(Task details)
Across the listing below, count the lines that mention the string "roku". Reply with the figure only.

(Raw data)
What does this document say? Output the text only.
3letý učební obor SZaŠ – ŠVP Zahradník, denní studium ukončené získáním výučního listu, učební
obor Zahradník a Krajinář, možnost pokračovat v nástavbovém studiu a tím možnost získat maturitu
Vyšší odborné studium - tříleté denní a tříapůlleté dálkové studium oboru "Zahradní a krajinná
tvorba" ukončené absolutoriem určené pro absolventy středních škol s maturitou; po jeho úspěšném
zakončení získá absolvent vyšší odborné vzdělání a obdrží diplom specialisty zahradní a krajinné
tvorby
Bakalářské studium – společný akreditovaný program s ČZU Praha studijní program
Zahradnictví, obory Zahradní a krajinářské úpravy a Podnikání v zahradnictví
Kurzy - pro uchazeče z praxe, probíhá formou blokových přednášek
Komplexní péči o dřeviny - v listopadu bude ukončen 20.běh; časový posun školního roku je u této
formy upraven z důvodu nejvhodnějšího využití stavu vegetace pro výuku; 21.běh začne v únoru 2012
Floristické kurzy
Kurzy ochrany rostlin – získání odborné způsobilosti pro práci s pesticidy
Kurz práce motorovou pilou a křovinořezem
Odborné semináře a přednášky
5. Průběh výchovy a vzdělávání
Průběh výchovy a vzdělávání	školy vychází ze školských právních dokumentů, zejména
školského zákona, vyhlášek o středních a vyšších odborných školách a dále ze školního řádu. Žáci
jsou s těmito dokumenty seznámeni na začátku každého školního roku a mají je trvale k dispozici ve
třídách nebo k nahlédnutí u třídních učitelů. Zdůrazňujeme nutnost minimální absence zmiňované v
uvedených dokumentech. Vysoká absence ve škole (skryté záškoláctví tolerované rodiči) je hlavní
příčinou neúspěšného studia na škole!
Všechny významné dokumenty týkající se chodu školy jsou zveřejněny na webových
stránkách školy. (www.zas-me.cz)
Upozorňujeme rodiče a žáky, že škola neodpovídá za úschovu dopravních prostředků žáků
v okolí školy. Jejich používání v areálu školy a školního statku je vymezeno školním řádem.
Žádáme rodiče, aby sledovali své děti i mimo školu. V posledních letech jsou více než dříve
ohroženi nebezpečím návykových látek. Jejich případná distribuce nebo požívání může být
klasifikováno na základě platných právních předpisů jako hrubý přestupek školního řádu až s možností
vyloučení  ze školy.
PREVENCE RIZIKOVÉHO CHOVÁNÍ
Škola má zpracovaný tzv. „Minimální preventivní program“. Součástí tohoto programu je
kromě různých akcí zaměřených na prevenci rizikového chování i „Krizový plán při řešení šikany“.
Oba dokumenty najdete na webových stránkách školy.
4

(Exercise response)
2